■ **Stated problem**
Find how many lines in the material contain "title"; your answer should be that number alone.

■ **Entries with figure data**
****************

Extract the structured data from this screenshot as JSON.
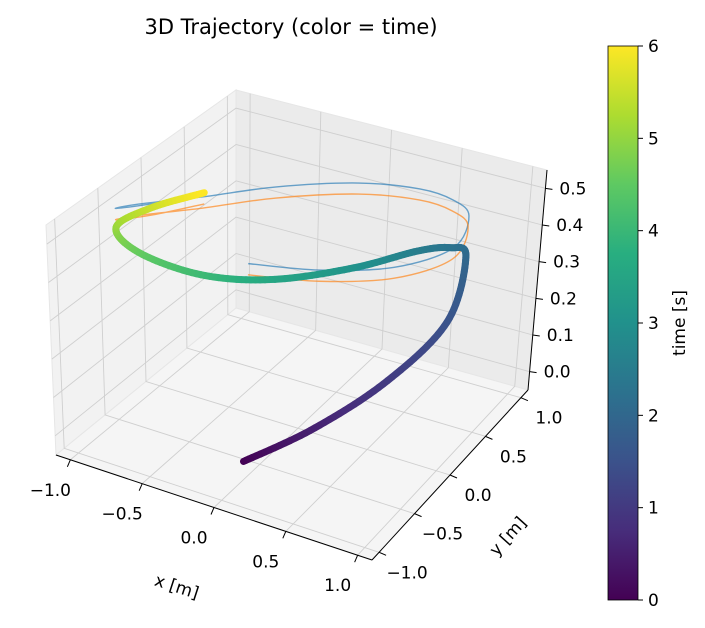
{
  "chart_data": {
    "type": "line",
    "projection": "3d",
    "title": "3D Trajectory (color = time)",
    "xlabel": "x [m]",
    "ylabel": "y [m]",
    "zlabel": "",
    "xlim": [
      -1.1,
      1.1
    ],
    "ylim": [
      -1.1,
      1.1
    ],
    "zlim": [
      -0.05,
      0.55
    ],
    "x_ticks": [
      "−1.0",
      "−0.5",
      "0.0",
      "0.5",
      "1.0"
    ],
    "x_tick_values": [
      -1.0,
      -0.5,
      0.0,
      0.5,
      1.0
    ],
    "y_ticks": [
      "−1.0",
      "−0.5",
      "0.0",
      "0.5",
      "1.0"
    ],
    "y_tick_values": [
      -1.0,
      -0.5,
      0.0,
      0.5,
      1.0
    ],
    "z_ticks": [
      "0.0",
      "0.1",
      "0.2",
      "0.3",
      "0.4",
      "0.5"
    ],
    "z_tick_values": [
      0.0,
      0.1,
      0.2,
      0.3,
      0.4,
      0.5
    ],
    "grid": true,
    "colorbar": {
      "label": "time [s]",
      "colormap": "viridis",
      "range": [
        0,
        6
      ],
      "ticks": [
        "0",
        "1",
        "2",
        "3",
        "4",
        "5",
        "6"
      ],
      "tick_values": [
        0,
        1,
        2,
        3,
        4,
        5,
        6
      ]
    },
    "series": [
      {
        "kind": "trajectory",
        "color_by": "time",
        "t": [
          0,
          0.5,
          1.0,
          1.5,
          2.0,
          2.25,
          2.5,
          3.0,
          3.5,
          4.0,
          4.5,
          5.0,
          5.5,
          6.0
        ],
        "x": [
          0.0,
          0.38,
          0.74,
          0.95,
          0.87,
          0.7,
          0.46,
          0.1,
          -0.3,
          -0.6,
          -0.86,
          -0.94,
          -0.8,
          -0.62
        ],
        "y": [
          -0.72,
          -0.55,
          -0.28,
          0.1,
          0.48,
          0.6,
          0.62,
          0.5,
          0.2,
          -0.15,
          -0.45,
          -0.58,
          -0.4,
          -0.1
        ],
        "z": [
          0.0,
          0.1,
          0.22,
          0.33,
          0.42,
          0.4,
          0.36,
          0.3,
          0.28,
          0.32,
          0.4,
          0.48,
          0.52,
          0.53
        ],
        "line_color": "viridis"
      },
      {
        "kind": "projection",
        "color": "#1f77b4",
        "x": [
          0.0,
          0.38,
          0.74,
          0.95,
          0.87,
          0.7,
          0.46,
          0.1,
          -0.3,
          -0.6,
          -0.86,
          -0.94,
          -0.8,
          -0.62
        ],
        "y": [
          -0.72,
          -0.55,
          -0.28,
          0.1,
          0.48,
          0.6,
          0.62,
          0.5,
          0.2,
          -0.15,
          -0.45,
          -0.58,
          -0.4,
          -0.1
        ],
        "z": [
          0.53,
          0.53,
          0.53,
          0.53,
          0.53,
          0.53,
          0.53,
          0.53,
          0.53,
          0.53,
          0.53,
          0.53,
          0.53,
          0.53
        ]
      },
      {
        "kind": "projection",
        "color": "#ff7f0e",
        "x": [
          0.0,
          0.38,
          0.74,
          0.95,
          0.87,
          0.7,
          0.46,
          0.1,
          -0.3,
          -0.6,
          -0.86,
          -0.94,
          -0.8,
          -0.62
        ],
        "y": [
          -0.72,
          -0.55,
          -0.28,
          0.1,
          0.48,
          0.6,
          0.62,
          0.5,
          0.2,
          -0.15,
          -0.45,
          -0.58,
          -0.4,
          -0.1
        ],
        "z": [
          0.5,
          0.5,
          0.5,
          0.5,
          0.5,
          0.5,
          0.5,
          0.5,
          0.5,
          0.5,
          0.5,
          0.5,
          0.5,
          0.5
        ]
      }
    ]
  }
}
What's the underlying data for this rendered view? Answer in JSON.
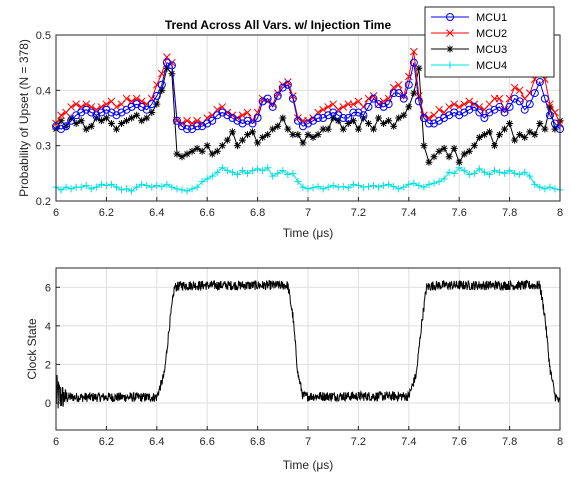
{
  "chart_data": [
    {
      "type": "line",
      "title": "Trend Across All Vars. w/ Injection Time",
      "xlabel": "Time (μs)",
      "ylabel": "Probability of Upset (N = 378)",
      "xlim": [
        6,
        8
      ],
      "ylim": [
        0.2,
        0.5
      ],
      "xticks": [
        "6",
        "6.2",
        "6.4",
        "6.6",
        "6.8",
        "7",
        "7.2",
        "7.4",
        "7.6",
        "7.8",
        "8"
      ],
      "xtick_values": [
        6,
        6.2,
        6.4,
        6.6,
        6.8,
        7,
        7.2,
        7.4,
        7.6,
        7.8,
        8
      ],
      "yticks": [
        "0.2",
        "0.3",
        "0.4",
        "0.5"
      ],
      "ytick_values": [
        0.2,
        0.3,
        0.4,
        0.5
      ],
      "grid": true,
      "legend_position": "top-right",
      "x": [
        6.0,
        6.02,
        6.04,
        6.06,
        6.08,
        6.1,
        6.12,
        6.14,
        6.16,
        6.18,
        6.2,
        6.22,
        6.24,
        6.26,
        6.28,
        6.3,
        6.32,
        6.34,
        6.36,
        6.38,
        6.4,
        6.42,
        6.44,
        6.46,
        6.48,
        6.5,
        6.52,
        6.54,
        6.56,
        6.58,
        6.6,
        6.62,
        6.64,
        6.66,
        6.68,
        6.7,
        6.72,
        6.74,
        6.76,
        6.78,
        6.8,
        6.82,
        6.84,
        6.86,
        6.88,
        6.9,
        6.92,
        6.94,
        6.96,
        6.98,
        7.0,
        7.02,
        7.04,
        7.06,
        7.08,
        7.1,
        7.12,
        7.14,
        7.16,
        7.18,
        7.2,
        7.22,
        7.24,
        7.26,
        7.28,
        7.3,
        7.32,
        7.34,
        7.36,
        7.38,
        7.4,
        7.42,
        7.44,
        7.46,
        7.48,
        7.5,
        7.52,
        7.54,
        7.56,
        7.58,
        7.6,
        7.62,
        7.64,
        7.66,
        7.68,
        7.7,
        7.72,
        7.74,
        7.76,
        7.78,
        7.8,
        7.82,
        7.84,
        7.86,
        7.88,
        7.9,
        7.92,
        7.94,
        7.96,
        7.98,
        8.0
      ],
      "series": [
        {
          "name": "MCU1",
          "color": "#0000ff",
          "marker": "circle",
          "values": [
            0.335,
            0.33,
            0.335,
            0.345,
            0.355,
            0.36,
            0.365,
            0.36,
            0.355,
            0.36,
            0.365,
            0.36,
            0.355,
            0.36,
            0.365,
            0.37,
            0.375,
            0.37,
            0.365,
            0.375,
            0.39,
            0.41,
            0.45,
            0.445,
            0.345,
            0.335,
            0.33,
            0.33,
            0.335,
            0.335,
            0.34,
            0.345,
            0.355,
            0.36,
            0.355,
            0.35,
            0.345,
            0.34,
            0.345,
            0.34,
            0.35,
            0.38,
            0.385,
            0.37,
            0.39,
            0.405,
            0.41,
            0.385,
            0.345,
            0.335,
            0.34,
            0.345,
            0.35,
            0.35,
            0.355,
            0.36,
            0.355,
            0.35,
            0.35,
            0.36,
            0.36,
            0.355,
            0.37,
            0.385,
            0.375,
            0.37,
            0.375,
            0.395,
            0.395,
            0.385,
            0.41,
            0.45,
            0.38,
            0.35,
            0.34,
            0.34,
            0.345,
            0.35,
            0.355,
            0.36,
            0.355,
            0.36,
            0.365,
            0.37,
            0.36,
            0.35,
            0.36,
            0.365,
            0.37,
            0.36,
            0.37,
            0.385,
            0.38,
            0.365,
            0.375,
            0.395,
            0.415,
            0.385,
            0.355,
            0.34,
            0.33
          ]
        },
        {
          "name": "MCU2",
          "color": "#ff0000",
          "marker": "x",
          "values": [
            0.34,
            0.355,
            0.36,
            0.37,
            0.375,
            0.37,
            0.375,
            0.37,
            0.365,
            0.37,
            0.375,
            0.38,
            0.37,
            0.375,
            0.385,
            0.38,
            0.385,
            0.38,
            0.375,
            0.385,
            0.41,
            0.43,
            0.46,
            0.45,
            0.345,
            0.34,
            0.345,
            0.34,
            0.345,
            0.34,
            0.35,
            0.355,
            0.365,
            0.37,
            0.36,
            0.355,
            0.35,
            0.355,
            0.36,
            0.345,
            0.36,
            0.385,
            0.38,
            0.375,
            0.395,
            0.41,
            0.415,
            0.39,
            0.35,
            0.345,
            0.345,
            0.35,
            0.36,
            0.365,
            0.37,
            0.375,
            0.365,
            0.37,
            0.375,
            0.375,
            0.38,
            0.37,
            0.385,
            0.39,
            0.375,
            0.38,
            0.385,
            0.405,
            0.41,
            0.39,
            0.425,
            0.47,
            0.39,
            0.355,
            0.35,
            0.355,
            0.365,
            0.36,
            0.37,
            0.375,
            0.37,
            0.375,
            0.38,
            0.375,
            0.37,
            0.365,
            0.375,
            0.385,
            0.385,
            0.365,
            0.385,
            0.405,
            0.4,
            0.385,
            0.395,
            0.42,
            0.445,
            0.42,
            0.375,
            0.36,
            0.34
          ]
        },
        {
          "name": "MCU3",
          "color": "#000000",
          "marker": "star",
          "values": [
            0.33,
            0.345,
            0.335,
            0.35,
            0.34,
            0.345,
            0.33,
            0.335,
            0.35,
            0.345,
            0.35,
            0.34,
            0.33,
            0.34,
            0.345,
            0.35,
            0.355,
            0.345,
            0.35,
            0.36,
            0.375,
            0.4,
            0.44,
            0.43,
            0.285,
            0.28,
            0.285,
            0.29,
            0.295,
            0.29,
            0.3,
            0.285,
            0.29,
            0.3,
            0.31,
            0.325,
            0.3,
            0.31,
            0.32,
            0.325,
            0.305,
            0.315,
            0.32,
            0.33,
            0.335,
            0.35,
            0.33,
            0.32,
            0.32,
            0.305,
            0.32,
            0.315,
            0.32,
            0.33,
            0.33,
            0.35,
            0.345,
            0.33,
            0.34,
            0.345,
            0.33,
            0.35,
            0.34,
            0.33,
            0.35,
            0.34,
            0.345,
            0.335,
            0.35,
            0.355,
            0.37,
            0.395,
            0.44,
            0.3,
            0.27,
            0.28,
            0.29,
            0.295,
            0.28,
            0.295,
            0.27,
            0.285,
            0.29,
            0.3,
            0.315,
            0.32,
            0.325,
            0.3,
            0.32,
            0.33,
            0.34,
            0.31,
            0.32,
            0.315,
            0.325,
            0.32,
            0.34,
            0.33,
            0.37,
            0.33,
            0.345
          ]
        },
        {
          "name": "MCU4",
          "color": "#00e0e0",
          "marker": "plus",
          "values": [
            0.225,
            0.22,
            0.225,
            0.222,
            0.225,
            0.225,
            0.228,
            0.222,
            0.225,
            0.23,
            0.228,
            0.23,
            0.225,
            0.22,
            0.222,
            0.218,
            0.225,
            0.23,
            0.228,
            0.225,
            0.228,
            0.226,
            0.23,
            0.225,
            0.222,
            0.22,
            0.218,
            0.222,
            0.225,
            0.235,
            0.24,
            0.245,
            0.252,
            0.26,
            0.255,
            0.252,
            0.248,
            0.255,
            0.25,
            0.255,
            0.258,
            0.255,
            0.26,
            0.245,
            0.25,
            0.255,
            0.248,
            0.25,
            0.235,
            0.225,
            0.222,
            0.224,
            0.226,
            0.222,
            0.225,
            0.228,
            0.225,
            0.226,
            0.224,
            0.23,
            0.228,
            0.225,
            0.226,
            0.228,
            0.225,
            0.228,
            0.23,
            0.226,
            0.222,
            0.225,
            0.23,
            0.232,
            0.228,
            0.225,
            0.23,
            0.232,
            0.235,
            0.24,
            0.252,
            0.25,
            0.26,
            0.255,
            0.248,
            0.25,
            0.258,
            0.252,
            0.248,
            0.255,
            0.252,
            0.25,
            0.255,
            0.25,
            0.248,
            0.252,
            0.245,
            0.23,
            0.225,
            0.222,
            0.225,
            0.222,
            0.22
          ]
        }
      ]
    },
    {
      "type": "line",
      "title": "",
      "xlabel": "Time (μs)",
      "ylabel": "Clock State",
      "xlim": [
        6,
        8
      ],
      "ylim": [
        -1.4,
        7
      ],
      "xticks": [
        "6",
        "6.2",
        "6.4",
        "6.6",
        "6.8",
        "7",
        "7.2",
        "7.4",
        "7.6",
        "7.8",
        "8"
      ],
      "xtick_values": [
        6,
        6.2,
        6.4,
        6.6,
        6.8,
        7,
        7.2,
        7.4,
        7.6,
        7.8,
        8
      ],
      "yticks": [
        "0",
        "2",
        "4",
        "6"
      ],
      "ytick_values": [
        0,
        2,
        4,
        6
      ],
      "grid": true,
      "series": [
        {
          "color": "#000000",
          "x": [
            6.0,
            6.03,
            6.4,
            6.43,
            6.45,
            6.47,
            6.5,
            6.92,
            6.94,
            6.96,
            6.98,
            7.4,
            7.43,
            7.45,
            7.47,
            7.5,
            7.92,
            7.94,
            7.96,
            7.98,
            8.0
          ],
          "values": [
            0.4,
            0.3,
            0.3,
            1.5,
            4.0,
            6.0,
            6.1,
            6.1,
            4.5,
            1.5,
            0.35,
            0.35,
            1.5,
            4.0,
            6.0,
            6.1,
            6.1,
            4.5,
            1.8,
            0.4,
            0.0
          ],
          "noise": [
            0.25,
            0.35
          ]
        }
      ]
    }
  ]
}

****************

■ **Output below**
3